### WHAT TO WORK ON
Sort through the entries below and pull out lines containing the word "Национальная".

** BEGIN **

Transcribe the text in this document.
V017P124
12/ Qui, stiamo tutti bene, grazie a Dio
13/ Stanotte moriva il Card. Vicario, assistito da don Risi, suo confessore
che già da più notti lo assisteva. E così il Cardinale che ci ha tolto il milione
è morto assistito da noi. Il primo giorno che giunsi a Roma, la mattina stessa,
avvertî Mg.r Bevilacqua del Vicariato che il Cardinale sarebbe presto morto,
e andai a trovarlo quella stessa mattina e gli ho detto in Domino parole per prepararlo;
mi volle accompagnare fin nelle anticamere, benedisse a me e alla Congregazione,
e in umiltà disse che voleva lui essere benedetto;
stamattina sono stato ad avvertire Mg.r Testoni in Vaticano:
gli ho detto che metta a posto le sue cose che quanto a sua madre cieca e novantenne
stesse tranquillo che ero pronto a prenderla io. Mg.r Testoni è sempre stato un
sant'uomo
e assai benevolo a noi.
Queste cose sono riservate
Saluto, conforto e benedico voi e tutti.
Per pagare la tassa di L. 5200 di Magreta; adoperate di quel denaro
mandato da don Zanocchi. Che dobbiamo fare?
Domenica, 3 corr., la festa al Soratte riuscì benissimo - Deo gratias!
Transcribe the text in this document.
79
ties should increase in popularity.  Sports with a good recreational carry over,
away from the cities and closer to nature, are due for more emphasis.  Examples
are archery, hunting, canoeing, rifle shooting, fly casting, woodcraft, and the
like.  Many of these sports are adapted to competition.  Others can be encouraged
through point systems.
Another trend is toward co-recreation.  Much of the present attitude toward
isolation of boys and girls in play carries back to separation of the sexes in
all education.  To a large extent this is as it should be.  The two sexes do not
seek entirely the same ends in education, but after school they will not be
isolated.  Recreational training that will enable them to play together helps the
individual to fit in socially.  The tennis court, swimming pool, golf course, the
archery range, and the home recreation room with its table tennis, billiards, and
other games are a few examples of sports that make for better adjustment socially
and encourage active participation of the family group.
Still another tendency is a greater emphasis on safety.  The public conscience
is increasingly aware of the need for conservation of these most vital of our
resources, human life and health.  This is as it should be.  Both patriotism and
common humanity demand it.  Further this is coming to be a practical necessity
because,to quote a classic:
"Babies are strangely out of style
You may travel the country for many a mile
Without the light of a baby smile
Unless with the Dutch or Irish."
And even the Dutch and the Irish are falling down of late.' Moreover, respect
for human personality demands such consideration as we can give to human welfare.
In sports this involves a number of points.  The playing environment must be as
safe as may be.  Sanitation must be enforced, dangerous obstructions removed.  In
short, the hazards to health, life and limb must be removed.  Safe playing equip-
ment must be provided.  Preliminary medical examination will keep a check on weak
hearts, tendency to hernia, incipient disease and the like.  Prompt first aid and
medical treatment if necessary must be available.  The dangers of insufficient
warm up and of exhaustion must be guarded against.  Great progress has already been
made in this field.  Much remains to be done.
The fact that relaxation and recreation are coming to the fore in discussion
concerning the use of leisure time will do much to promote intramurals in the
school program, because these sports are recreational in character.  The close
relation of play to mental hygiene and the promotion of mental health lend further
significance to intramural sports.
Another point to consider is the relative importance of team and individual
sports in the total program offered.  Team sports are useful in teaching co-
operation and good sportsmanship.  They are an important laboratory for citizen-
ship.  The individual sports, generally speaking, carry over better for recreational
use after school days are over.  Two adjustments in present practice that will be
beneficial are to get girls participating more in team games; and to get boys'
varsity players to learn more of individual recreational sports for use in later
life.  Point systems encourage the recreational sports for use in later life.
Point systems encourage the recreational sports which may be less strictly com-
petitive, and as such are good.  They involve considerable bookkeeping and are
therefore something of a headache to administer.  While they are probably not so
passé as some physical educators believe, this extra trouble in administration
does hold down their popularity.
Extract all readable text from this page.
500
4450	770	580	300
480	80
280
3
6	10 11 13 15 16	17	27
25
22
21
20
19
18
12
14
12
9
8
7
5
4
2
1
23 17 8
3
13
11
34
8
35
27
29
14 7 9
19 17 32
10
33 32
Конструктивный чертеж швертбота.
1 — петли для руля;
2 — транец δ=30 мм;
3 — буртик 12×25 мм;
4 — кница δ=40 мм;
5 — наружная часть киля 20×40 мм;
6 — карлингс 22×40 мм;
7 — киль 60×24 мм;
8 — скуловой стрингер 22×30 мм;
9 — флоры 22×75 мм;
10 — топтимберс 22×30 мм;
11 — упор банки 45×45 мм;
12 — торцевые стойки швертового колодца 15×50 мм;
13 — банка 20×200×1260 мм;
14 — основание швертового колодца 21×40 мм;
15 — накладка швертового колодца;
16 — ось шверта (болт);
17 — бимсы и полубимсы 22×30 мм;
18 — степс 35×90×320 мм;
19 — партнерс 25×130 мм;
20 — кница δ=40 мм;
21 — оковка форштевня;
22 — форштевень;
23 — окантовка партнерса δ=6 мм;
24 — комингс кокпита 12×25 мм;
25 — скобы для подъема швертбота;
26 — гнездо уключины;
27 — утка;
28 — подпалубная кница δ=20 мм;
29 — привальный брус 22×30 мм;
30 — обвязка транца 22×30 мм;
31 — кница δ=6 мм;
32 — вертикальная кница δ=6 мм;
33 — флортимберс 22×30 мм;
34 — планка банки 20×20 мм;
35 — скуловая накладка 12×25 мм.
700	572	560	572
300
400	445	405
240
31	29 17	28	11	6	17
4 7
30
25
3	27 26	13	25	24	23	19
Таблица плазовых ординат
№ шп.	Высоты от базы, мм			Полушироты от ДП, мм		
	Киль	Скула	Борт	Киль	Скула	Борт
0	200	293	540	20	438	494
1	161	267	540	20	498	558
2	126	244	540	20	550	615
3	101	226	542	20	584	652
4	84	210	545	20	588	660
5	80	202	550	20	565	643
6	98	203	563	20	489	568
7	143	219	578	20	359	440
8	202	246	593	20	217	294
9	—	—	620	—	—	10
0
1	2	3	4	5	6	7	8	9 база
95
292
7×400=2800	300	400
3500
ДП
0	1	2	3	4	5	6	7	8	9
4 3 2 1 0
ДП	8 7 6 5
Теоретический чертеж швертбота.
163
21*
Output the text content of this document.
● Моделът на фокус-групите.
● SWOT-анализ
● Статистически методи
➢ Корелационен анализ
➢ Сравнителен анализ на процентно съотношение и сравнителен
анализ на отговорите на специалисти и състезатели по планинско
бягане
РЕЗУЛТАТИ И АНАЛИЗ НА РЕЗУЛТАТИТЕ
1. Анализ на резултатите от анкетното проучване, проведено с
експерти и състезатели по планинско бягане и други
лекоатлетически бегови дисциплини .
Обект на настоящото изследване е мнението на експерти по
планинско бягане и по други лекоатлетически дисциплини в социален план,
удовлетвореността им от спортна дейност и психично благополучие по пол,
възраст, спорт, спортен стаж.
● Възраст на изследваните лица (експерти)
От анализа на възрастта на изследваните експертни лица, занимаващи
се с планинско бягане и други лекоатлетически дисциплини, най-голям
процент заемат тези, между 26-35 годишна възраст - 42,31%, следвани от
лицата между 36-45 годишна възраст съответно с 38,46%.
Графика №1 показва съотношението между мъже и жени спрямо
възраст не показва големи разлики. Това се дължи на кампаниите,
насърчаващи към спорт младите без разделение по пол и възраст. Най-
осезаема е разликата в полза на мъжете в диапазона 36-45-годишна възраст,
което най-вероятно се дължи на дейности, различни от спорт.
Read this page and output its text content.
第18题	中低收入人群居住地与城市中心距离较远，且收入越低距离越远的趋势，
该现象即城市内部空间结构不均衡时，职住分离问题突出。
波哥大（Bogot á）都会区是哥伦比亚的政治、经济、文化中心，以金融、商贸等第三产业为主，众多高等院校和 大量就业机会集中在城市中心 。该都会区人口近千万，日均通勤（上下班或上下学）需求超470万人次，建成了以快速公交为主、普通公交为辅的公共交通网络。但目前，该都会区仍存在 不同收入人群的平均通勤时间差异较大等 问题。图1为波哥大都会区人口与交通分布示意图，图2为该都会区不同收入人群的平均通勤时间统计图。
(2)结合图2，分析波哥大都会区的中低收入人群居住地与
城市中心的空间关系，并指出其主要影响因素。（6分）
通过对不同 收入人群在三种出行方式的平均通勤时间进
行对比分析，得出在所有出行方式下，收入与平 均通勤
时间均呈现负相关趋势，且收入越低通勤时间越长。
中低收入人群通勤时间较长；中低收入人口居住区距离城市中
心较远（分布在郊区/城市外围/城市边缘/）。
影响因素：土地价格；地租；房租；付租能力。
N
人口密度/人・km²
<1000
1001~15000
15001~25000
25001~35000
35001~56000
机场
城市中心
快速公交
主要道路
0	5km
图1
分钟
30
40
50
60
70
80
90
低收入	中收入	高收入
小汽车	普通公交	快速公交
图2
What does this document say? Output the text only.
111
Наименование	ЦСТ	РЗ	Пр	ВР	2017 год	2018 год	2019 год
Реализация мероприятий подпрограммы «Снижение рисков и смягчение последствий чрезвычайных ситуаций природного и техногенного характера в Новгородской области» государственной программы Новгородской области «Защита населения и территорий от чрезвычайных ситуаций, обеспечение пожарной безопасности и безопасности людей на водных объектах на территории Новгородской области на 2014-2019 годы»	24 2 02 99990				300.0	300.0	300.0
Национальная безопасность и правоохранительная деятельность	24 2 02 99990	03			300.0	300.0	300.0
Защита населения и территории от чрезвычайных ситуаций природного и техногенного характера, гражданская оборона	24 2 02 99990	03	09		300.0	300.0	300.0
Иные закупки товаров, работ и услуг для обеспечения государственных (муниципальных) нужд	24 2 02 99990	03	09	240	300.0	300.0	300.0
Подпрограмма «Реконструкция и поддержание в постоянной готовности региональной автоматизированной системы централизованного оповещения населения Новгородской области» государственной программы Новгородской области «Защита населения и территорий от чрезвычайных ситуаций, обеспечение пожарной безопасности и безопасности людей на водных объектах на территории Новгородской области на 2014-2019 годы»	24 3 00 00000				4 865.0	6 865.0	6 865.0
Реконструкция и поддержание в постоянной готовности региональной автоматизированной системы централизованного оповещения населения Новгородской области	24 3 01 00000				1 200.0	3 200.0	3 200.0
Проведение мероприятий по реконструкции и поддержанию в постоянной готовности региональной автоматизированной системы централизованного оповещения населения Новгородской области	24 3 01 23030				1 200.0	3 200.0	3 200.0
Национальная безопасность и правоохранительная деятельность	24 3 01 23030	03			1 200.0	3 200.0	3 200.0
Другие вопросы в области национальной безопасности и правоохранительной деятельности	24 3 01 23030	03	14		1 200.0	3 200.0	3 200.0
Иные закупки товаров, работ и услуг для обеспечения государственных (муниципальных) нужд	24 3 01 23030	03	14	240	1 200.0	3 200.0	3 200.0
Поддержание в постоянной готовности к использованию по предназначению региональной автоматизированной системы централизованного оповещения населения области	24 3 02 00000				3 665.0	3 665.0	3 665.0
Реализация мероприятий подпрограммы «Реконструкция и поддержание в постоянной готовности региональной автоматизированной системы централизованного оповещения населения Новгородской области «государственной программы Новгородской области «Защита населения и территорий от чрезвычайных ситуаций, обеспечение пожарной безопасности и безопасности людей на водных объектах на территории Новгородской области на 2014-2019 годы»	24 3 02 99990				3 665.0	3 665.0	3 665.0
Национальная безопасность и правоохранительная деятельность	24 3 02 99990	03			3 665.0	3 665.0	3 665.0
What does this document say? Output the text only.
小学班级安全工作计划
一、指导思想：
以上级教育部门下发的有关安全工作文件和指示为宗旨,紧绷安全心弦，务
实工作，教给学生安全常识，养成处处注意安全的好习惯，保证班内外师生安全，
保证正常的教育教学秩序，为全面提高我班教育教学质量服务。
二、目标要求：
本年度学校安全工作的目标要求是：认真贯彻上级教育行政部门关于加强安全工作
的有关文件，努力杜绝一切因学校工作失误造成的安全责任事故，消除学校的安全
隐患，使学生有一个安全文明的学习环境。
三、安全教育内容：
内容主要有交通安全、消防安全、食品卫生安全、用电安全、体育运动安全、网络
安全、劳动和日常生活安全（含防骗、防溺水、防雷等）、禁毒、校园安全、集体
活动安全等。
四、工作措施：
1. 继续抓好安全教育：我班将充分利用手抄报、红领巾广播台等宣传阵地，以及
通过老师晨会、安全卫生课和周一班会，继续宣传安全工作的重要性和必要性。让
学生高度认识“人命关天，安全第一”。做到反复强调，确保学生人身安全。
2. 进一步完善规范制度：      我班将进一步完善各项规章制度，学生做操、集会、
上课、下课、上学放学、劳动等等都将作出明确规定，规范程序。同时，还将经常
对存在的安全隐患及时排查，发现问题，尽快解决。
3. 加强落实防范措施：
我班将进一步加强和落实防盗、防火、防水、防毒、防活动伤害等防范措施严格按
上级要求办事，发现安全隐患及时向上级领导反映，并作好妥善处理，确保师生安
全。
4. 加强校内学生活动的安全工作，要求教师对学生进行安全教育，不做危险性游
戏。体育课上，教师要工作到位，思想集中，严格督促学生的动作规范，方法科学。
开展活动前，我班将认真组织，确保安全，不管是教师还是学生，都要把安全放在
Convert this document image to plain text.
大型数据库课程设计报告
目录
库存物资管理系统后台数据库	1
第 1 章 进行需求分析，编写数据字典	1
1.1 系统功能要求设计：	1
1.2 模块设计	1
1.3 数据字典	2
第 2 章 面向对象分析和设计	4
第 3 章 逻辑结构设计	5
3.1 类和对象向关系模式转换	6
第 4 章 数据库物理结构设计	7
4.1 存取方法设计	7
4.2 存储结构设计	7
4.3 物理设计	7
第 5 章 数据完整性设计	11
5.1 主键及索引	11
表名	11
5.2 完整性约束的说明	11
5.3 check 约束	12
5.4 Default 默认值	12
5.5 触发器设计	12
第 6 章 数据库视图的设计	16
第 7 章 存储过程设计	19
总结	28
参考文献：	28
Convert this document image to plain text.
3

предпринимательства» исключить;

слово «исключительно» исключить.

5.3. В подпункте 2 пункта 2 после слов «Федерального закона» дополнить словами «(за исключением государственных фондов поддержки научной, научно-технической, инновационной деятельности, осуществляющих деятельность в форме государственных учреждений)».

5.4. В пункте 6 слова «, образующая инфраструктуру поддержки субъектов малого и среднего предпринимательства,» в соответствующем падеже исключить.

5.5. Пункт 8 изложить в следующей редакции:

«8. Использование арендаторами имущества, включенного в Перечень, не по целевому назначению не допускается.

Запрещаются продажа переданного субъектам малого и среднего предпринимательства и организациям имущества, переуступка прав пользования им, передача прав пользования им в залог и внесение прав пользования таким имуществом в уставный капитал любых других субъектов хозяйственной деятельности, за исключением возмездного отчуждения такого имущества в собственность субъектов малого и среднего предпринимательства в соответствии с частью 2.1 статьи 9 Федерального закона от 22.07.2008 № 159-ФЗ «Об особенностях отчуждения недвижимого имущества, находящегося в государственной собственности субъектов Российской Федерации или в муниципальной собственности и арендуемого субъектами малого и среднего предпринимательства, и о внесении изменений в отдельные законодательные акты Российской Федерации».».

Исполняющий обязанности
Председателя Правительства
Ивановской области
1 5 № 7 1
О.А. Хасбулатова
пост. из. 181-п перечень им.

** END **

### FINISHED EXERCISE
Национальная безопасность и правоохранительная деятельность	24 2 02 99990	03			300.0	300.0	300.0
Национальная безопасность и правоохранительная деятельность	24 3 01 23030	03			1 200.0	3 200.0	3 200.0
Национальная безопасность и правоохранительная деятельность	24 3 02 99990	03			3 665.0	3 665.0	3 665.0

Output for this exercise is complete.